WRITTEN REQUEST →
Check each line of the data below for the word "this", then extract the ones that have it.

INPUT RECORDS →
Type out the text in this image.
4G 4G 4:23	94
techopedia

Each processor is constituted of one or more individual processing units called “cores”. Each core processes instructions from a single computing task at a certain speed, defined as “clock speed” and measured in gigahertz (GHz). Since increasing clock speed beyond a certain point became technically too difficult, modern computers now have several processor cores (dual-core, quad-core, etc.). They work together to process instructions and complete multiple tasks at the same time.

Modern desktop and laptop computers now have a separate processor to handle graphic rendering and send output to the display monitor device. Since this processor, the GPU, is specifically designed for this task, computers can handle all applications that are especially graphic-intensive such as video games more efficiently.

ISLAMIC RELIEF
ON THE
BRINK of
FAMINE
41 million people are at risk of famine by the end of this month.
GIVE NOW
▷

OUTPUT OF THE TASK →
Type out the text in this image.
Modern desktop and laptop computers now have a separate processor to handle graphic rendering and send output to the display monitor device. Since this processor, the GPU, is specifically designed for this task, computers can handle all applications that are especially graphic-intensive such as video games more efficiently.
41 million people are at risk of famine by the end of this month.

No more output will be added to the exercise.